__TASK TO CARRY OUT__:
Please reproduce each of the following lines verbatim, with no changes.

** Start of TASK DATA **

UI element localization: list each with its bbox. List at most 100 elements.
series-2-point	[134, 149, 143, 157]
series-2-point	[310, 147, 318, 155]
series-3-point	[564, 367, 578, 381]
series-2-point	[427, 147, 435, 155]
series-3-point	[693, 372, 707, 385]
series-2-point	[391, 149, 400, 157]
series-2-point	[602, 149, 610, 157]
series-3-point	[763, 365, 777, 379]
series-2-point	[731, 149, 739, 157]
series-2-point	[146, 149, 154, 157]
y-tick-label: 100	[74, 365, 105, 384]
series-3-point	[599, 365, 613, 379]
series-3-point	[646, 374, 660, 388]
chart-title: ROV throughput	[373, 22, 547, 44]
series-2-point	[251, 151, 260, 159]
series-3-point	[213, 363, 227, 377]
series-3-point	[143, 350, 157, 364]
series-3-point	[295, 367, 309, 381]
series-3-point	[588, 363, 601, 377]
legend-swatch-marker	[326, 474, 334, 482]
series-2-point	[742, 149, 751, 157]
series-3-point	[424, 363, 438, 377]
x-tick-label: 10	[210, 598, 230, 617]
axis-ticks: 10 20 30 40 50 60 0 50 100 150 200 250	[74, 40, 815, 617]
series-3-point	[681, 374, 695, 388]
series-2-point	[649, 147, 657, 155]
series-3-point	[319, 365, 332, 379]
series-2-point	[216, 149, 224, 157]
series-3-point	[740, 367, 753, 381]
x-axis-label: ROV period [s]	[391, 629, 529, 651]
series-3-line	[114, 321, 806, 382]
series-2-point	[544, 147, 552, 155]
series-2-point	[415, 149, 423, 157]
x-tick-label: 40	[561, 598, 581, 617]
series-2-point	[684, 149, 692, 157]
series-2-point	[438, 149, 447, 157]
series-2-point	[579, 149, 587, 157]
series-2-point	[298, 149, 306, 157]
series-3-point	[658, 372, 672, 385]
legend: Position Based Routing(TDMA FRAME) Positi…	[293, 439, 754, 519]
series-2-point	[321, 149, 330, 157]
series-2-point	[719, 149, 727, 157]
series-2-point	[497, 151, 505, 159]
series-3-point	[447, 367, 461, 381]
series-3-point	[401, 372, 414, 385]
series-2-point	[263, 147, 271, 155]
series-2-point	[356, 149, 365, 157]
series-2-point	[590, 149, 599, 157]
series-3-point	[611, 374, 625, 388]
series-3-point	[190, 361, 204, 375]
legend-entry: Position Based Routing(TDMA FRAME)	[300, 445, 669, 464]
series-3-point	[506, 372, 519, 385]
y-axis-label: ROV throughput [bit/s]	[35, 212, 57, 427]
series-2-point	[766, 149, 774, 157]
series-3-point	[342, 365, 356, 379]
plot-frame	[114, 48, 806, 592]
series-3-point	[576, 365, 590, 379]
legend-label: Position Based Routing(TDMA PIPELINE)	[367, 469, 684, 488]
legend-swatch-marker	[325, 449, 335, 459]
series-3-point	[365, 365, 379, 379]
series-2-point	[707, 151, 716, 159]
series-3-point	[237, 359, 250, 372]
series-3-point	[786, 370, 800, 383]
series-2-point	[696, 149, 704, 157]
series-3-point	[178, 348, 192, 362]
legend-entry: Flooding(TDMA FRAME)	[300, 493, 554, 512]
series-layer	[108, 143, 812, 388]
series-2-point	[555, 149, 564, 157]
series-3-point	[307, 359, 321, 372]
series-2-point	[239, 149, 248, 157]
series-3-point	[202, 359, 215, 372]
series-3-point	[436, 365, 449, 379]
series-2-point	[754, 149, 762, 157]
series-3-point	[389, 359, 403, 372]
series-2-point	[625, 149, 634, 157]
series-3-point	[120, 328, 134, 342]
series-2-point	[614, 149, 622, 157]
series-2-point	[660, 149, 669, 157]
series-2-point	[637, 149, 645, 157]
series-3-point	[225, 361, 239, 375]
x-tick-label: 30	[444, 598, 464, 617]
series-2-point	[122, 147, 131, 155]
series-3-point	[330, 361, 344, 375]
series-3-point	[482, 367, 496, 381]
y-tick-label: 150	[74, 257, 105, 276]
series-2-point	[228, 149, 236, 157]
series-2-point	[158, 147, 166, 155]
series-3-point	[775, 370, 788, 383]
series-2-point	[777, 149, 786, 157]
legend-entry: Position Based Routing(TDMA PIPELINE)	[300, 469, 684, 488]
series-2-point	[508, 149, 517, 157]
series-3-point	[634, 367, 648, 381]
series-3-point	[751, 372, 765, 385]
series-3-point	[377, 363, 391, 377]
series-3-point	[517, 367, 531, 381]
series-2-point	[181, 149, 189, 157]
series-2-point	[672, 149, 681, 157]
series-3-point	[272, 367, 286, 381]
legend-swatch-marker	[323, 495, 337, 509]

** End of TASK DATA **

__EXERCISE SOLUTION__:
UI element localization: list each with its bbox. List at most 100 elements.
series-2-point	[134, 149, 143, 157]
series-2-point	[310, 147, 318, 155]
series-3-point	[564, 367, 578, 381]
series-2-point	[427, 147, 435, 155]
series-3-point	[693, 372, 707, 385]
series-2-point	[391, 149, 400, 157]
series-2-point	[602, 149, 610, 157]
series-3-point	[763, 365, 777, 379]
series-2-point	[731, 149, 739, 157]
series-2-point	[146, 149, 154, 157]
y-tick-label: 100	[74, 365, 105, 384]
series-3-point	[599, 365, 613, 379]
series-3-point	[646, 374, 660, 388]
chart-title: ROV throughput	[373, 22, 547, 44]
series-2-point	[251, 151, 260, 159]
series-3-point	[213, 363, 227, 377]
series-3-point	[143, 350, 157, 364]
series-3-point	[295, 367, 309, 381]
series-3-point	[588, 363, 601, 377]
legend-swatch-marker	[326, 474, 334, 482]
series-2-point	[742, 149, 751, 157]
series-3-point	[424, 363, 438, 377]
x-tick-label: 10	[210, 598, 230, 617]
axis-ticks: 10 20 30 40 50 60 0 50 100 150 200 250	[74, 40, 815, 617]
series-3-point	[681, 374, 695, 388]
series-2-point	[649, 147, 657, 155]
series-3-point	[319, 365, 332, 379]
series-2-point	[216, 149, 224, 157]
series-3-point	[740, 367, 753, 381]
x-axis-label: ROV period [s]	[391, 629, 529, 651]
series-3-line	[114, 321, 806, 382]
series-2-point	[544, 147, 552, 155]
series-2-point	[415, 149, 423, 157]
x-tick-label: 40	[561, 598, 581, 617]
series-2-point	[684, 149, 692, 157]
series-2-point	[438, 149, 447, 157]
series-2-point	[579, 149, 587, 157]
series-2-point	[298, 149, 306, 157]
series-3-point	[658, 372, 672, 385]
legend: Position Based Routing(TDMA FRAME) Positi…	[293, 439, 754, 519]
series-2-point	[321, 149, 330, 157]
series-2-point	[719, 149, 727, 157]
series-2-point	[497, 151, 505, 159]
series-3-point	[447, 367, 461, 381]
series-3-point	[401, 372, 414, 385]
series-2-point	[263, 147, 271, 155]
series-2-point	[356, 149, 365, 157]
series-2-point	[590, 149, 599, 157]
series-3-point	[611, 374, 625, 388]
series-3-point	[190, 361, 204, 375]
legend-entry: Position Based Routing(TDMA FRAME)	[300, 445, 669, 464]
series-3-point	[506, 372, 519, 385]
y-axis-label: ROV throughput [bit/s]	[35, 212, 57, 427]
series-2-point	[766, 149, 774, 157]
series-3-point	[342, 365, 356, 379]
plot-frame	[114, 48, 806, 592]
series-3-point	[576, 365, 590, 379]
legend-label: Position Based Routing(TDMA PIPELINE)	[367, 469, 684, 488]
legend-swatch-marker	[325, 449, 335, 459]
series-3-point	[365, 365, 379, 379]
series-2-point	[707, 151, 716, 159]
series-3-point	[237, 359, 250, 372]
series-3-point	[786, 370, 800, 383]
series-2-point	[696, 149, 704, 157]
series-3-point	[178, 348, 192, 362]
legend-entry: Flooding(TDMA FRAME)	[300, 493, 554, 512]
series-layer	[108, 143, 812, 388]
series-2-point	[555, 149, 564, 157]
series-3-point	[307, 359, 321, 372]
series-2-point	[239, 149, 248, 157]
series-3-point	[202, 359, 215, 372]
series-3-point	[436, 365, 449, 379]
series-2-point	[754, 149, 762, 157]
series-3-point	[389, 359, 403, 372]
series-2-point	[625, 149, 634, 157]
series-3-point	[120, 328, 134, 342]
series-2-point	[614, 149, 622, 157]
series-2-point	[660, 149, 669, 157]
series-2-point	[637, 149, 645, 157]
series-3-point	[225, 361, 239, 375]
x-tick-label: 30	[444, 598, 464, 617]
series-2-point	[122, 147, 131, 155]
series-3-point	[330, 361, 344, 375]
series-3-point	[482, 367, 496, 381]
y-tick-label: 150	[74, 257, 105, 276]
series-2-point	[228, 149, 236, 157]
series-2-point	[158, 147, 166, 155]
series-3-point	[775, 370, 788, 383]
series-2-point	[777, 149, 786, 157]
legend-entry: Position Based Routing(TDMA PIPELINE)	[300, 469, 684, 488]
series-2-point	[508, 149, 517, 157]
series-3-point	[634, 367, 648, 381]
series-3-point	[751, 372, 765, 385]
series-3-point	[377, 363, 391, 377]
series-3-point	[517, 367, 531, 381]
series-2-point	[181, 149, 189, 157]
series-2-point	[672, 149, 681, 157]
series-3-point	[272, 367, 286, 381]
legend-swatch-marker	[323, 495, 337, 509]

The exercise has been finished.